### [SUPPLIED DATA]

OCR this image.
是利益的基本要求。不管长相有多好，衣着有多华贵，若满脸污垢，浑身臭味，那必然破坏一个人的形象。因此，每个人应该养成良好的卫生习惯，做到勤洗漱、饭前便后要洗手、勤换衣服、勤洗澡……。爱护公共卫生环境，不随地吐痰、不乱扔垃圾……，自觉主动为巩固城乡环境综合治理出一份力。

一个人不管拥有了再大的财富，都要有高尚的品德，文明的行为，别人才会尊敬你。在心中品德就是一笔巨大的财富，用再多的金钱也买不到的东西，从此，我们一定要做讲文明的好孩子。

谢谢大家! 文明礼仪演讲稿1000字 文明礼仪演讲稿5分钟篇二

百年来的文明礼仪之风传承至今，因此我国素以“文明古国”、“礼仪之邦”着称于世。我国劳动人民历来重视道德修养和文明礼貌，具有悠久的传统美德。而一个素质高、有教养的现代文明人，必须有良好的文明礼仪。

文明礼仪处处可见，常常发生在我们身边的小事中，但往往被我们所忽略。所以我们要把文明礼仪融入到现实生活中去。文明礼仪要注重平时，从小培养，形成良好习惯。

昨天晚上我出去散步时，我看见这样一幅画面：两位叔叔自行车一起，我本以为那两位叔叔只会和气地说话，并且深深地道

### [EXERCISE GOAL]
Copy all of the material word for word.

### [RESPONSE TO THE TASK]
OCR this image.
是利益的基本要求。不管长相有多好，衣着有多华贵，若满脸污垢，浑身臭味，那必然破坏一个人的形象。因此，每个人应该养成良好的卫生习惯，做到勤洗漱、饭前便后要洗手、勤换衣服、勤洗澡……。爱护公共卫生环境，不随地吐痰、不乱扔垃圾……，自觉主动为巩固城乡环境综合治理出一份力。

一个人不管拥有了再大的财富，都要有高尚的品德，文明的行为，别人才会尊敬你。在心中品德就是一笔巨大的财富，用再多的金钱也买不到的东西，从此，我们一定要做讲文明的好孩子。

谢谢大家! 文明礼仪演讲稿1000字 文明礼仪演讲稿5分钟篇二

百年来的文明礼仪之风传承至今，因此我国素以“文明古国”、“礼仪之邦”着称于世。我国劳动人民历来重视道德修养和文明礼貌，具有悠久的传统美德。而一个素质高、有教养的现代文明人，必须有良好的文明礼仪。

文明礼仪处处可见，常常发生在我们身边的小事中，但往往被我们所忽略。所以我们要把文明礼仪融入到现实生活中去。文明礼仪要注重平时，从小培养，形成良好习惯。

昨天晚上我出去散步时，我看见这样一幅画面：两位叔叔自行车一起，我本以为那两位叔叔只会和气地说话，并且深深地道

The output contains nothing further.